**Task directions**
Scan the lines below for the string "points" and copy every one that has it.

** START Excerpted records **

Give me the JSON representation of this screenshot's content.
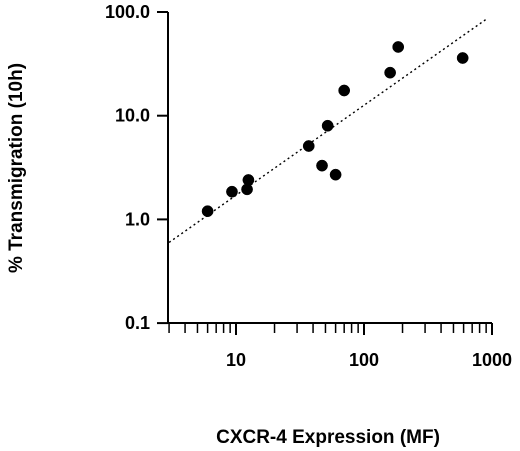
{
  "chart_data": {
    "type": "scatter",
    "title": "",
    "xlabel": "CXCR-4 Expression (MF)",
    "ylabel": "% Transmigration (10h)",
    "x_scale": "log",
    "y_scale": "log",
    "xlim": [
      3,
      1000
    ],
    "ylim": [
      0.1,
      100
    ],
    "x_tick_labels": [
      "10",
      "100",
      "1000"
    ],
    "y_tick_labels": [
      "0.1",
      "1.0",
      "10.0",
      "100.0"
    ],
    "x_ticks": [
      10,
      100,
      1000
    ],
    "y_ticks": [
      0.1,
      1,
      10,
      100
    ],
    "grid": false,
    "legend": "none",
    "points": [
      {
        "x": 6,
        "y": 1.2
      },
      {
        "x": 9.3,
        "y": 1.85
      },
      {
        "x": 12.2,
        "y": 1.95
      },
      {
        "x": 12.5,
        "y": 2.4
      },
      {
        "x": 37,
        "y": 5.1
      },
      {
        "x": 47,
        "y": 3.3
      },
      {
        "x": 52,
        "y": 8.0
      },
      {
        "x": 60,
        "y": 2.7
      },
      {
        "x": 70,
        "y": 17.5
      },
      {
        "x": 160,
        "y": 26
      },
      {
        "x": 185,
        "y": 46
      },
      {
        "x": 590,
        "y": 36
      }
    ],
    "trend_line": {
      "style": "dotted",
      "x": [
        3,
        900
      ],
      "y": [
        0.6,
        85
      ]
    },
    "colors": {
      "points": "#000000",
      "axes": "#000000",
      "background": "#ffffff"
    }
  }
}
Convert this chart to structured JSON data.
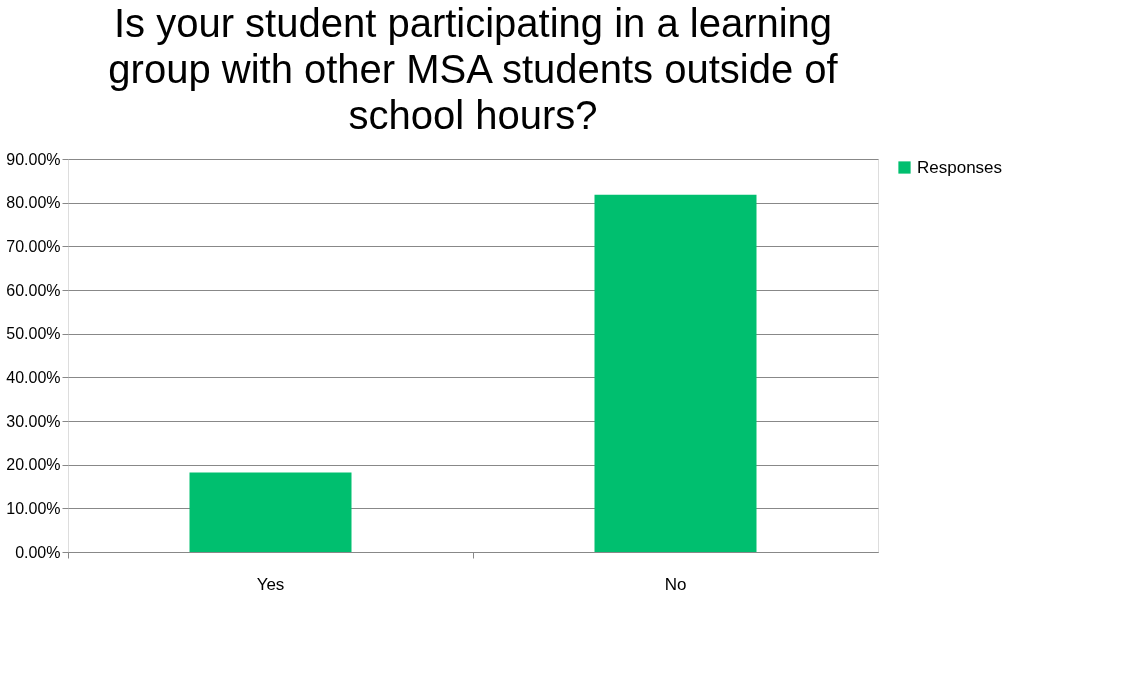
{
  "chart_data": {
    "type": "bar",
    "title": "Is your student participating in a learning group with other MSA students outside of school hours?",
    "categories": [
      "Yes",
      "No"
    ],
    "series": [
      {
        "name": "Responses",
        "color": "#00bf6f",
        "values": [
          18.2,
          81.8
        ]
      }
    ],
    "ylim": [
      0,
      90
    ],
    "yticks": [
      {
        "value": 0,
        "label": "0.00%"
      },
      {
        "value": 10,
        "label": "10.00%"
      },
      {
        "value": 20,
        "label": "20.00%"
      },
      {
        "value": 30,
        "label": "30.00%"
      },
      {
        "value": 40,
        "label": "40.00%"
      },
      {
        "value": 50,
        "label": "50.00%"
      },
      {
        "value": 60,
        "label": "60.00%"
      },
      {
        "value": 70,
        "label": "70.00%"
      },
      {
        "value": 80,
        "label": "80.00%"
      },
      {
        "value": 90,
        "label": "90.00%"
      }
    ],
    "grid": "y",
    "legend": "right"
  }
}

** END Excerpted records **
** START Excerpted records **

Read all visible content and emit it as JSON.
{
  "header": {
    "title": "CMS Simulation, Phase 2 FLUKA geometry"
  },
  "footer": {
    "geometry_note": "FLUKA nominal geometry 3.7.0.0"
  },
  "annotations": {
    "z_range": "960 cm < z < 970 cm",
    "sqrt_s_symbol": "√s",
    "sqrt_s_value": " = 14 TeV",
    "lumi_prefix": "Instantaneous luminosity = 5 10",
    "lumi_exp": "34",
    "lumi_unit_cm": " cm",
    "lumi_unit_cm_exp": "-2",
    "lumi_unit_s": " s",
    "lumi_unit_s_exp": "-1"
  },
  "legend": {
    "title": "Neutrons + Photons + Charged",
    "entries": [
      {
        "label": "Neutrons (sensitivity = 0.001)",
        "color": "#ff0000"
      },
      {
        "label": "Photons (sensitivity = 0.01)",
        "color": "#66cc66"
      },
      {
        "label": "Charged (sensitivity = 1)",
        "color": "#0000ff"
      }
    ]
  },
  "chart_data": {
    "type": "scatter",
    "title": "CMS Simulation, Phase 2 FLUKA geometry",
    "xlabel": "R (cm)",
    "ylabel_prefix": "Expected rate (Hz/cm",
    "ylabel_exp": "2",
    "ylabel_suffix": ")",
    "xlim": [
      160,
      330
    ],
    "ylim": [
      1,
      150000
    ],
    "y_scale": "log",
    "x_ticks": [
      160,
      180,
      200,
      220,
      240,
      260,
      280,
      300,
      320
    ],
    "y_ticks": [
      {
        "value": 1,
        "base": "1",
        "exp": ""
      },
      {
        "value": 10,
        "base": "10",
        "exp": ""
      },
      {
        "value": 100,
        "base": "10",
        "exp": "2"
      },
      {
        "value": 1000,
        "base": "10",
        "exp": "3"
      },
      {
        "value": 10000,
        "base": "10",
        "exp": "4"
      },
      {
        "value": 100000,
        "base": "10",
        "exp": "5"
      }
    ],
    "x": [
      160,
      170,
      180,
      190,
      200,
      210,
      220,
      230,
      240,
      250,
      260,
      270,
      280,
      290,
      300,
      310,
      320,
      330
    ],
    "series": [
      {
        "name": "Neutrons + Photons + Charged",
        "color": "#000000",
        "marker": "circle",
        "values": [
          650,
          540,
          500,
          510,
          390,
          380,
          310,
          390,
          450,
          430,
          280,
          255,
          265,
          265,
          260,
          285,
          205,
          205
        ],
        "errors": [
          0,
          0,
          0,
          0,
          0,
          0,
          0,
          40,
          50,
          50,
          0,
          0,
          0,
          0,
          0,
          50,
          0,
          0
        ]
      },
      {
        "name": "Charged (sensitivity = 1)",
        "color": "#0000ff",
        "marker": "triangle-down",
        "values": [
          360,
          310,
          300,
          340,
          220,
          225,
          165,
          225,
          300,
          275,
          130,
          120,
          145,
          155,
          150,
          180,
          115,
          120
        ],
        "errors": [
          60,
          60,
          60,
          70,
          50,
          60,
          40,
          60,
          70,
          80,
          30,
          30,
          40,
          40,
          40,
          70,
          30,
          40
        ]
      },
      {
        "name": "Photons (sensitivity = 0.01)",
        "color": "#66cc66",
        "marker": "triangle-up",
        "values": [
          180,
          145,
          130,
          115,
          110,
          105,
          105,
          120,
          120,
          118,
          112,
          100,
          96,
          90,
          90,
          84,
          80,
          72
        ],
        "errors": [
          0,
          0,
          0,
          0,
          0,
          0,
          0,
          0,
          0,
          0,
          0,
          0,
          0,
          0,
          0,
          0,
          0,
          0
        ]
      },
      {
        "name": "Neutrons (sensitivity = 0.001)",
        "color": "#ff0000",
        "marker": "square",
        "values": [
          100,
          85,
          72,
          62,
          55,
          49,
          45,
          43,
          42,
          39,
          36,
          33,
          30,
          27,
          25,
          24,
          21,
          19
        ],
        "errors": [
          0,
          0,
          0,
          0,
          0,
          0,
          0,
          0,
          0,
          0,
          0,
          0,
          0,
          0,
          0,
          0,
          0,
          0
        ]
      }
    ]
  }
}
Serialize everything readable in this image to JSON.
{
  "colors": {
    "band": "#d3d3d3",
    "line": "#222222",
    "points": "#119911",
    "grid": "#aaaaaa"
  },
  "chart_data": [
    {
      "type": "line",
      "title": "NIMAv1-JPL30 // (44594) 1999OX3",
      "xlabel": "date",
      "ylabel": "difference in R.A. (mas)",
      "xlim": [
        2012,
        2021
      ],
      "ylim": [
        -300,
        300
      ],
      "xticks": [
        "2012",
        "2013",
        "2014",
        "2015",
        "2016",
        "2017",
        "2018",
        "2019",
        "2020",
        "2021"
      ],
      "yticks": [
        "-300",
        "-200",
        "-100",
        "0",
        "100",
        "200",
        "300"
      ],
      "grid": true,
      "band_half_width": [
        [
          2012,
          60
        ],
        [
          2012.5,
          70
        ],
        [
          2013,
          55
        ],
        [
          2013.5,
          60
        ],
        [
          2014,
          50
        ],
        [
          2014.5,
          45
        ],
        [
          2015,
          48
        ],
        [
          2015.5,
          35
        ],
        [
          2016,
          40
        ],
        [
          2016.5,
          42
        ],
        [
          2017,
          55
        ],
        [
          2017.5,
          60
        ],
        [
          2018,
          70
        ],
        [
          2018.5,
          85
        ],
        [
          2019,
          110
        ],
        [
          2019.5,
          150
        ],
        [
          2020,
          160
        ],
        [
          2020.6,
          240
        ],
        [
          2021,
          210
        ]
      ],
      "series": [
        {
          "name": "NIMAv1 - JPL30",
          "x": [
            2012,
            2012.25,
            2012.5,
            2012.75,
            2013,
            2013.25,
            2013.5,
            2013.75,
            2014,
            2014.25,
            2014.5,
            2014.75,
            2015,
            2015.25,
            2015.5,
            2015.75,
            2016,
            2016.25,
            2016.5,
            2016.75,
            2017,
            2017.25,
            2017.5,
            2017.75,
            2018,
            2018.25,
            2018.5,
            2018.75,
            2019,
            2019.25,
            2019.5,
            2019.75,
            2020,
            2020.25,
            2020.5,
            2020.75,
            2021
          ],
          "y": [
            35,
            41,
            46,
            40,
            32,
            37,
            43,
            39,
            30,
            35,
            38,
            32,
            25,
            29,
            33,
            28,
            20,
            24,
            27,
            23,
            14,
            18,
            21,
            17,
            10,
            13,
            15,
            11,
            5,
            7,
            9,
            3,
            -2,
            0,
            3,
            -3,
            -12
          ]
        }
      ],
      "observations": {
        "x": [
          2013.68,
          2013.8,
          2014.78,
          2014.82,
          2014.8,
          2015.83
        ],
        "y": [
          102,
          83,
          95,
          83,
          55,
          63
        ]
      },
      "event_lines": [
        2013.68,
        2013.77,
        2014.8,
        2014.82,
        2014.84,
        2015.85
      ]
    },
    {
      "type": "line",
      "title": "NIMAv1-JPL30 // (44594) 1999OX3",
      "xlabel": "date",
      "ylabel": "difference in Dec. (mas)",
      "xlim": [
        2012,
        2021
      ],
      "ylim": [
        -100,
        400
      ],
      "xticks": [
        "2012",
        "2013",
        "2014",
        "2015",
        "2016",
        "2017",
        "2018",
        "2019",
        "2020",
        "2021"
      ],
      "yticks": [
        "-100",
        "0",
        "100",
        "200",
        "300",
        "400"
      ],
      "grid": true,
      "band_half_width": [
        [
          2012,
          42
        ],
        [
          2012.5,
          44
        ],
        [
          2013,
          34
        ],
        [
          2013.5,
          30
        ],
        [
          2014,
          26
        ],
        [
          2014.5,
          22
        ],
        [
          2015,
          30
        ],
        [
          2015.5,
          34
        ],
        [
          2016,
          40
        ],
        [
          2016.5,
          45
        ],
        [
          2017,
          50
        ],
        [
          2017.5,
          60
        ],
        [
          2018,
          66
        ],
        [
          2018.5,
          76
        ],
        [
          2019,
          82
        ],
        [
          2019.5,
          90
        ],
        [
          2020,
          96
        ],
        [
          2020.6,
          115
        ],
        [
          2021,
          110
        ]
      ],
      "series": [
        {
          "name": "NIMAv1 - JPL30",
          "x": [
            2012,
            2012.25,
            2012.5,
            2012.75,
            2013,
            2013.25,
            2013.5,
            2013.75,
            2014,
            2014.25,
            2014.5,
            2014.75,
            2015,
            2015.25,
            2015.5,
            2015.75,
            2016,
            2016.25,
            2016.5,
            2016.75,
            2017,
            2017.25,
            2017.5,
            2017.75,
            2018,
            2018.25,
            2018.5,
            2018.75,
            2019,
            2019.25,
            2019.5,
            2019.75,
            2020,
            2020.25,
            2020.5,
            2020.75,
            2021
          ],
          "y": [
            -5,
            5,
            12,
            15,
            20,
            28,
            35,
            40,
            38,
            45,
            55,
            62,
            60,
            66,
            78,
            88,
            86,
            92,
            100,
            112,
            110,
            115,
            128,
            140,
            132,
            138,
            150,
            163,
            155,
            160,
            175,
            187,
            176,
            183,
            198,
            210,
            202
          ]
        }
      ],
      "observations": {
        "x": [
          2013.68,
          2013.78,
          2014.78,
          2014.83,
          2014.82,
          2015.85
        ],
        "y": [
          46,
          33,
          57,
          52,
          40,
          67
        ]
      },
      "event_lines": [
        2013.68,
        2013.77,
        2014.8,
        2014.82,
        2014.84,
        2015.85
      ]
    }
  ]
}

** END Excerpted records **
** START Excerpted records **

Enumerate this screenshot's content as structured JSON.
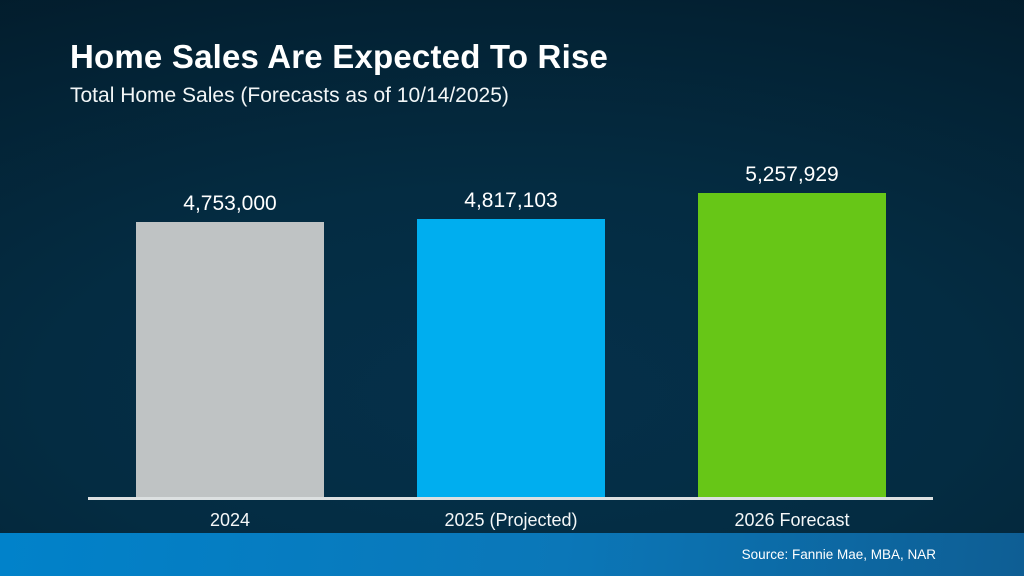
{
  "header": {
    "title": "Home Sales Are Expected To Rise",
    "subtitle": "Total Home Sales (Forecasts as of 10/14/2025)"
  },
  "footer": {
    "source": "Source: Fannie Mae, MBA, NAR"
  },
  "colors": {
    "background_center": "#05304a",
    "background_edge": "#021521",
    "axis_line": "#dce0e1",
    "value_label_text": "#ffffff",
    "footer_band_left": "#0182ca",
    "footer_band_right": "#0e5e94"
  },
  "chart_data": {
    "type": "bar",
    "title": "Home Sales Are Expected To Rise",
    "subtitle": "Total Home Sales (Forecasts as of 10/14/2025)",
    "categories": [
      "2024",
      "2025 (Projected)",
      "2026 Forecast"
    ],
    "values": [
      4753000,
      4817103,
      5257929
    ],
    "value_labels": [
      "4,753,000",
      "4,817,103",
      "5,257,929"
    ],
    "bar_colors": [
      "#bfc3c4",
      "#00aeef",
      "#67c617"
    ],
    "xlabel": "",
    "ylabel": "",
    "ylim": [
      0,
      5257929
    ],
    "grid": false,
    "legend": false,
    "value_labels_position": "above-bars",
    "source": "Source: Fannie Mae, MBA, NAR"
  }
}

** END Excerpted records **

**Solution to the problem**
    "points": [
      "points": "#000000",
    "points": "#119911",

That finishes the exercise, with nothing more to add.